Goal of the exercise
Please repeat word for word the line containing "Transcribe this image's" and every following line up to and including the last one below, pictures excluded.

Provided data
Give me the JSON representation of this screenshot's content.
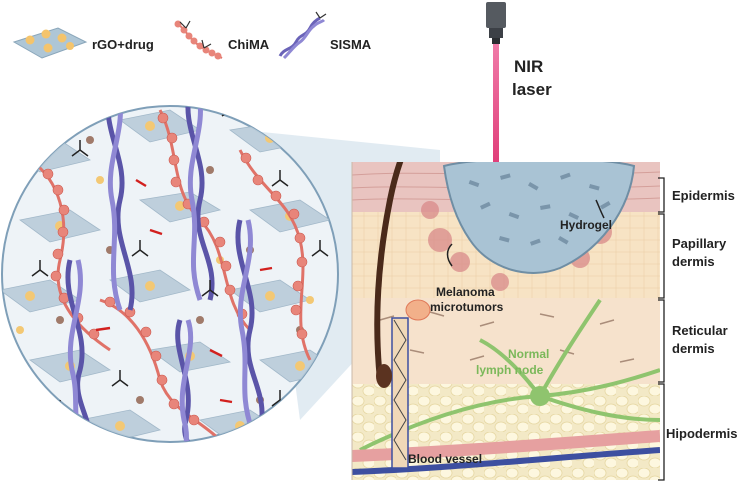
{
  "legend": {
    "rgo_label": "rGO+drug",
    "chima_label": "ChiMA",
    "sisma_label": "SISMA"
  },
  "laser": {
    "line1": "NIR",
    "line2": "laser"
  },
  "skin": {
    "hydrogel": "Hydrogel",
    "melanoma_line1": "Melanoma",
    "melanoma_line2": "microtumors",
    "lymph_line1": "Normal",
    "lymph_line2": "lymph node",
    "blood_vessel": "Blood vessel"
  },
  "layers": {
    "epidermis": "Epidermis",
    "papillary_line1": "Papillary",
    "papillary_line2": "dermis",
    "reticular_line1": "Reticular",
    "reticular_line2": "dermis",
    "hipodermis": "Hipodermis"
  },
  "colors": {
    "laser": "#e8508a",
    "chima": "#e07268",
    "sisma": "#5a54a8",
    "rgo_sheet": "#9bb6c8",
    "drug": "#f2c16a",
    "lymph": "#8fc46e",
    "vessel": "#3d4fa0"
  }
}
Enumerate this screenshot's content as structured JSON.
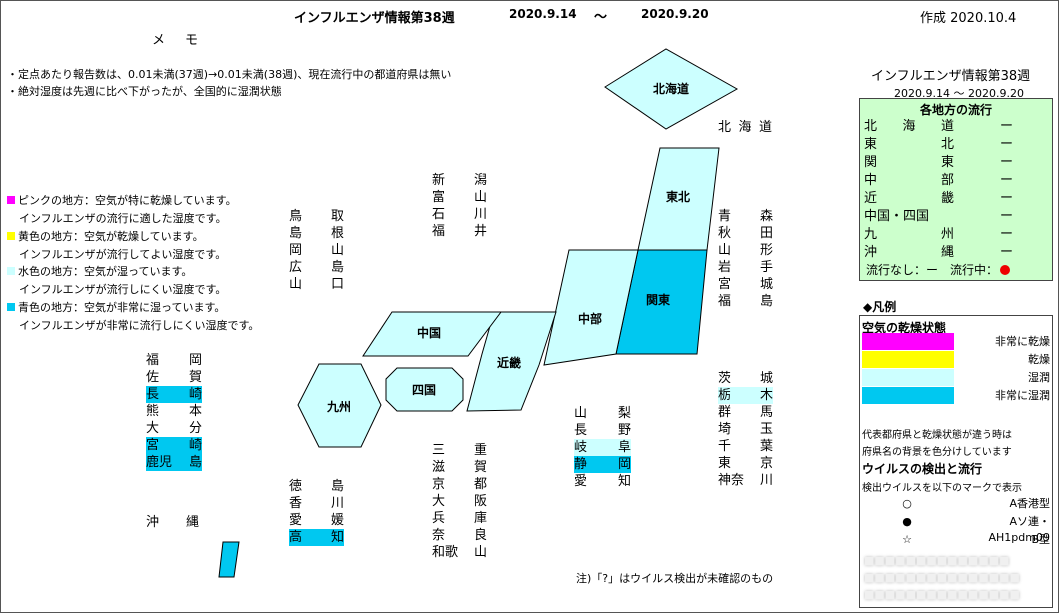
{
  "header": {
    "title": "インフルエンザ情報第38週",
    "date_start": "2020.9.14",
    "tilde": "～",
    "date_end": "2020.9.20",
    "created": "作成 2020.10.4"
  },
  "memo": {
    "title": "メモ",
    "lines": [
      "・定点あたり報告数は、0.01未満(37週)→0.01未満(38週)、現在流行中の都道府県は無い",
      "・絶対湿度は先週に比べ下がったが、全国的に湿潤状態"
    ]
  },
  "color_legend": {
    "lines": [
      "ピンクの地方：空気が特に乾燥しています。",
      "インフルエンザの流行に適した湿度です。",
      "黄色の地方：空気が乾燥しています。",
      "インフルエンザが流行してよい湿度です。",
      "水色の地方：空気が湿っています。",
      "インフルエンザが流行しにくい湿度です。",
      "青色の地方：空気が非常に湿っています。",
      "インフルエンザが非常に流行しにくい湿度です。"
    ],
    "colors": {
      "pink": "#ff00ff",
      "yellow": "#ffff00",
      "light_blue": "#ccffff",
      "blue": "#00c8f0"
    }
  },
  "regions": {
    "hokkaido": "北海道",
    "tohoku": "東北",
    "kanto": "関東",
    "chubu": "中部",
    "kinki": "近畿",
    "chugoku": "中国",
    "shikoku": "四国",
    "kyushu": "九州"
  },
  "prefectures": {
    "hokkaido": [
      "北",
      "海",
      "道"
    ],
    "tohoku": [
      [
        "青",
        "森"
      ],
      [
        "秋",
        "田"
      ],
      [
        "山",
        "形"
      ],
      [
        "岩",
        "手"
      ],
      [
        "宮",
        "城"
      ],
      [
        "福",
        "島"
      ]
    ],
    "kanto": [
      [
        "茨",
        "城"
      ],
      [
        "栃",
        "木"
      ],
      [
        "群",
        "馬"
      ],
      [
        "埼",
        "玉"
      ],
      [
        "千",
        "葉"
      ],
      [
        "東",
        "京"
      ],
      [
        "神奈",
        "川"
      ]
    ],
    "chubu_north": [
      [
        "新",
        "潟"
      ],
      [
        "富",
        "山"
      ],
      [
        "石",
        "川"
      ],
      [
        "福",
        "井"
      ]
    ],
    "chubu_south": [
      [
        "山",
        "梨"
      ],
      [
        "長",
        "野"
      ],
      [
        "岐",
        "阜"
      ],
      [
        "静",
        "岡"
      ],
      [
        "愛",
        "知"
      ]
    ],
    "chugoku": [
      [
        "鳥",
        "取"
      ],
      [
        "島",
        "根"
      ],
      [
        "岡",
        "山"
      ],
      [
        "広",
        "島"
      ],
      [
        "山",
        "口"
      ]
    ],
    "shikoku": [
      [
        "徳",
        "島"
      ],
      [
        "香",
        "川"
      ],
      [
        "愛",
        "媛"
      ],
      [
        "高",
        "知"
      ]
    ],
    "kinki": [
      [
        "三",
        "重"
      ],
      [
        "滋",
        "賀"
      ],
      [
        "京",
        "都"
      ],
      [
        "大",
        "阪"
      ],
      [
        "兵",
        "庫"
      ],
      [
        "奈",
        "良"
      ],
      [
        "和歌",
        "山"
      ]
    ],
    "kyushu": [
      [
        "福",
        "岡"
      ],
      [
        "佐",
        "賀"
      ],
      [
        "長",
        "崎"
      ],
      [
        "熊",
        "本"
      ],
      [
        "大",
        "分"
      ],
      [
        "宮",
        "崎"
      ],
      [
        "鹿児",
        "島"
      ]
    ],
    "okinawa": [
      "沖",
      "縄"
    ]
  },
  "footnote": "注)「?」はウイルス検出が未確認のもの",
  "panel": {
    "title": "インフルエンザ情報第38週",
    "dates": "2020.9.14 ～ 2020.9.20",
    "spread_title": "各地方の流行",
    "spread_rows": [
      {
        "name": [
          "北",
          "海",
          "道"
        ],
        "value": "ー"
      },
      {
        "name": [
          "東",
          "",
          "北"
        ],
        "value": "ー"
      },
      {
        "name": [
          "関",
          "",
          "東"
        ],
        "value": "ー"
      },
      {
        "name": [
          "中",
          "",
          "部"
        ],
        "value": "ー"
      },
      {
        "name": [
          "近",
          "",
          "畿"
        ],
        "value": "ー"
      },
      {
        "name": [
          "中国・四国"
        ],
        "value": "ー"
      },
      {
        "name": [
          "九",
          "",
          "州"
        ],
        "value": "ー"
      },
      {
        "name": [
          "沖",
          "",
          "縄"
        ],
        "value": "ー"
      }
    ],
    "status_text": "流行なし：ー　流行中：",
    "status_dot_color": "#ee0000"
  },
  "legend": {
    "heading": "◆凡例",
    "sub": "空気の乾燥状態",
    "items": [
      {
        "label": "非常に乾燥",
        "color": "#ff00ff"
      },
      {
        "label": "乾燥",
        "color": "#ffff00"
      },
      {
        "label": "湿潤",
        "color": "#ccffff"
      },
      {
        "label": "非常に湿潤",
        "color": "#00c8f0"
      }
    ],
    "note1": "代表都府県と乾燥状態が違う時は",
    "note2": "府県名の背景を色分けしています",
    "virus_title": "ウイルスの検出と流行",
    "virus_note": "検出ウイルスを以下のマークで表示",
    "marks": [
      {
        "symbol": "○",
        "label": "A香港型"
      },
      {
        "symbol": "●",
        "label": "Aソ連・AH1pdm09"
      },
      {
        "symbol": "☆",
        "label": "B型"
      }
    ]
  }
}
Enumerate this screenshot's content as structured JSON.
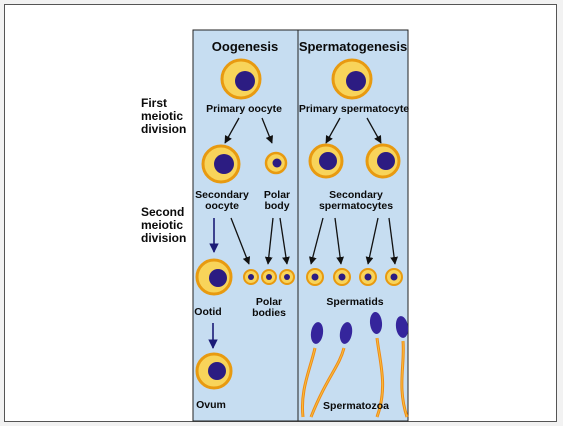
{
  "headings": {
    "left": "Oogenesis",
    "right": "Spermatogenesis"
  },
  "side_labels": {
    "first": [
      "First",
      "meiotic",
      "division"
    ],
    "second": [
      "Second",
      "meiotic",
      "division"
    ]
  },
  "oogenesis": {
    "primary_oocyte": "Primary oocyte",
    "secondary_oocyte": [
      "Secondary",
      "oocyte"
    ],
    "polar_body": [
      "Polar",
      "body"
    ],
    "ootid": "Ootid",
    "polar_bodies": [
      "Polar",
      "bodies"
    ],
    "ovum": "Ovum"
  },
  "spermatogenesis": {
    "primary_spermatocyte": "Primary spermatocyte",
    "secondary_spermatocytes": [
      "Secondary",
      "spermatocytes"
    ],
    "spermatids": "Spermatids",
    "spermatozoa": "Spermatozoa"
  },
  "colors": {
    "panel": "#c6ddf1",
    "cell_fill": "#f8d45a",
    "cell_ring": "#e89a10",
    "nucleus": "#2c1c82",
    "sperm_head": "#35259c",
    "tail": "#f08a16",
    "arrow": "#111111",
    "arrow_blue": "#1b1b77"
  }
}
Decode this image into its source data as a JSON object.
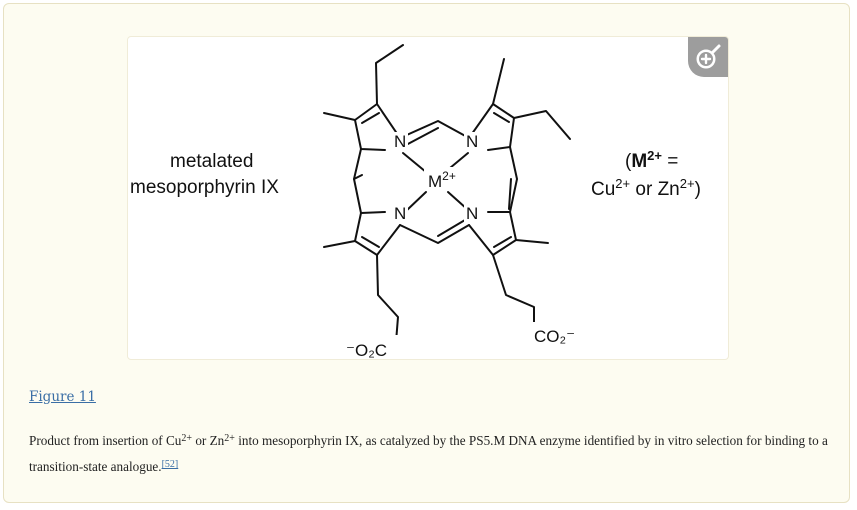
{
  "figure": {
    "link_label": "Figure 11",
    "zoom_icon": "zoom-in-icon",
    "image": {
      "left_label_line1": "metalated",
      "left_label_line2": "mesoporphyrin IX",
      "right_label_line1_open": "(",
      "right_label_line1_metal": "M",
      "right_label_line1_charge": "2+",
      "right_label_line1_eq": " =",
      "right_label_line2_cu": "Cu",
      "right_label_line2_cu_charge": "2+",
      "right_label_line2_or": " or Zn",
      "right_label_line2_zn_charge": "2+",
      "right_label_line2_close": ")",
      "metal_symbol": "M",
      "metal_charge": "2+",
      "nitrogen": "N",
      "carboxylate_left": "⁻O₂C",
      "carboxylate_right": "CO₂⁻"
    },
    "caption": {
      "part1": "Product from insertion of Cu",
      "sup1": "2+",
      "part2": " or Zn",
      "sup2": "2+",
      "part3": " into mesoporphyrin IX, as catalyzed by the PS5.M DNA enzyme identified by in vitro selection for binding to a transition-state analogue.",
      "ref": "[52]"
    }
  }
}
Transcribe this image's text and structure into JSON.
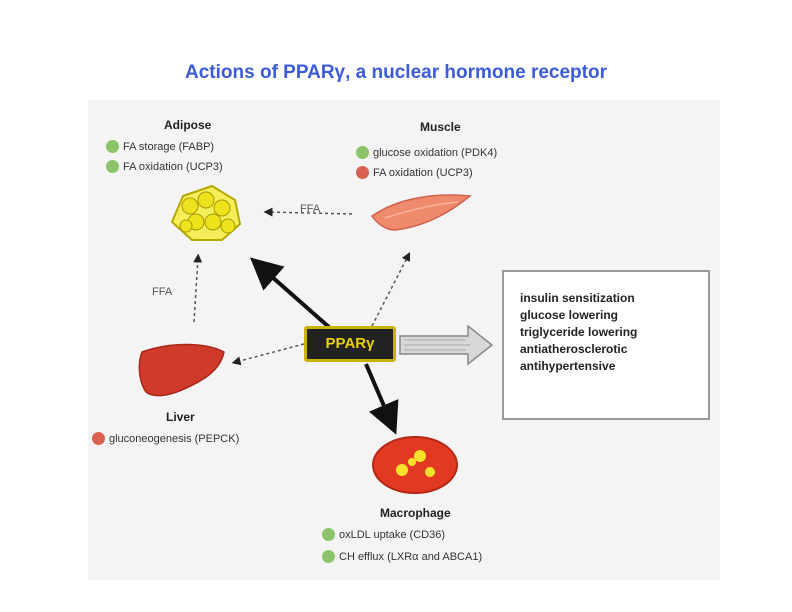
{
  "title": "Actions of PPARγ, a nuclear hormone receptor",
  "center": {
    "label": "PPARγ"
  },
  "tissues": {
    "adipose": {
      "label": "Adipose",
      "bullets": [
        {
          "text": "FA storage (FABP)",
          "color": "#8cc46a"
        },
        {
          "text": "FA oxidation (UCP3)",
          "color": "#8cc46a"
        }
      ]
    },
    "muscle": {
      "label": "Muscle",
      "bullets": [
        {
          "text": "glucose oxidation (PDK4)",
          "color": "#8cc46a"
        },
        {
          "text": "FA oxidation (UCP3)",
          "color": "#d9614f"
        }
      ]
    },
    "liver": {
      "label": "Liver",
      "bullets": [
        {
          "text": "gluconeogenesis (PEPCK)",
          "color": "#d9614f"
        }
      ]
    },
    "macrophage": {
      "label": "Macrophage",
      "bullets": [
        {
          "text": "oxLDL uptake (CD36)",
          "color": "#8cc46a"
        },
        {
          "text": "CH efflux (LXRα and ABCA1)",
          "color": "#8cc46a"
        }
      ]
    }
  },
  "flows": {
    "muscle_to_adipose": "FFA",
    "liver_to_adipose": "FFA"
  },
  "effects": {
    "items": [
      "insulin sensitization",
      "glucose lowering",
      "triglyceride lowering",
      "antiatherosclerotic",
      "antihypertensive"
    ]
  }
}
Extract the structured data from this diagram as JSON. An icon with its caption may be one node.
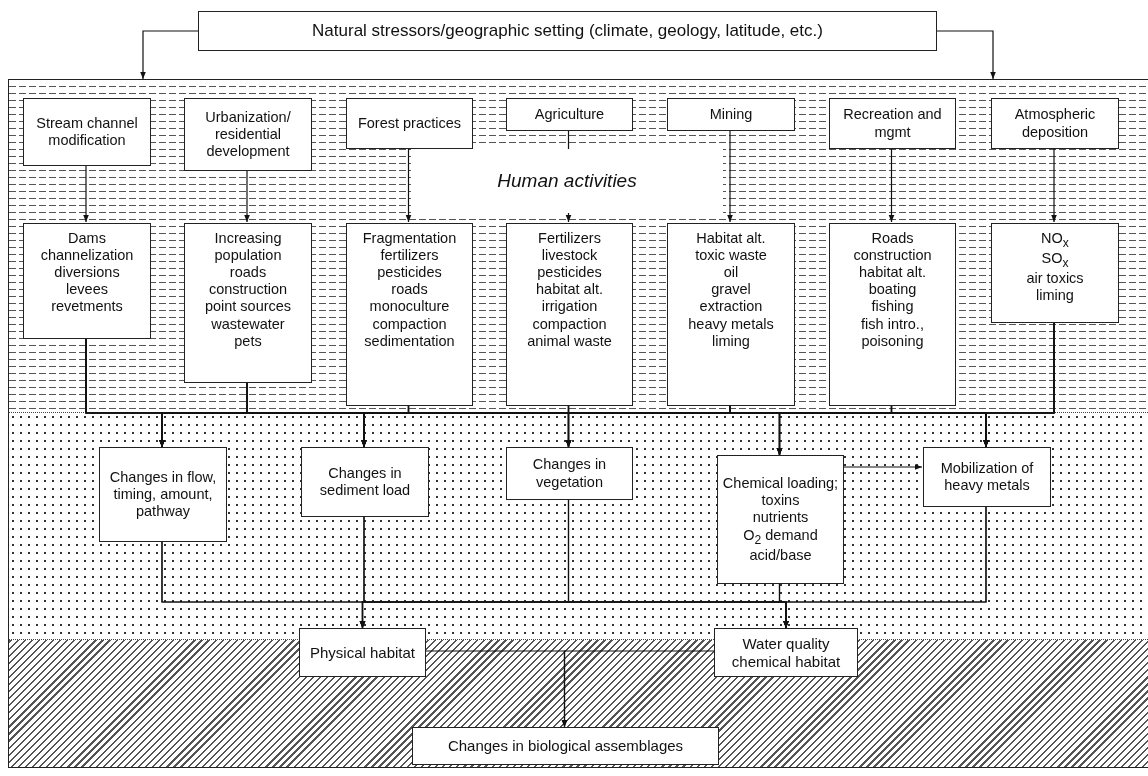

Solution to this task
Transcribe this image's text and structure into JSON.
{
  "title": "Actions of PPARγ, a nuclear hormone receptor",
  "center": {
    "label": "PPARγ"
  },
  "tissues": {
    "adipose": {
      "label": "Adipose",
      "bullets": [
        {
          "text": "FA storage (FABP)",
          "color": "#8cc46a"
        },
        {
          "text": "FA oxidation (UCP3)",
          "color": "#8cc46a"
        }
      ]
    },
    "muscle": {
      "label": "Muscle",
      "bullets": [
        {
          "text": "glucose oxidation (PDK4)",
          "color": "#8cc46a"
        },
        {
          "text": "FA oxidation (UCP3)",
          "color": "#d9614f"
        }
      ]
    },
    "liver": {
      "label": "Liver",
      "bullets": [
        {
          "text": "gluconeogenesis (PEPCK)",
          "color": "#d9614f"
        }
      ]
    },
    "macrophage": {
      "label": "Macrophage",
      "bullets": [
        {
          "text": "oxLDL uptake (CD36)",
          "color": "#8cc46a"
        },
        {
          "text": "CH efflux (LXRα and ABCA1)",
          "color": "#8cc46a"
        }
      ]
    }
  },
  "flows": {
    "muscle_to_adipose": "FFA",
    "liver_to_adipose": "FFA"
  },
  "effects": {
    "items": [
      "insulin sensitization",
      "glucose lowering",
      "triglyceride lowering",
      "antiatherosclerotic",
      "antihypertensive"
    ]
  }
}
Extract the structured data from this diagram as JSON. An icon with its caption may be one node.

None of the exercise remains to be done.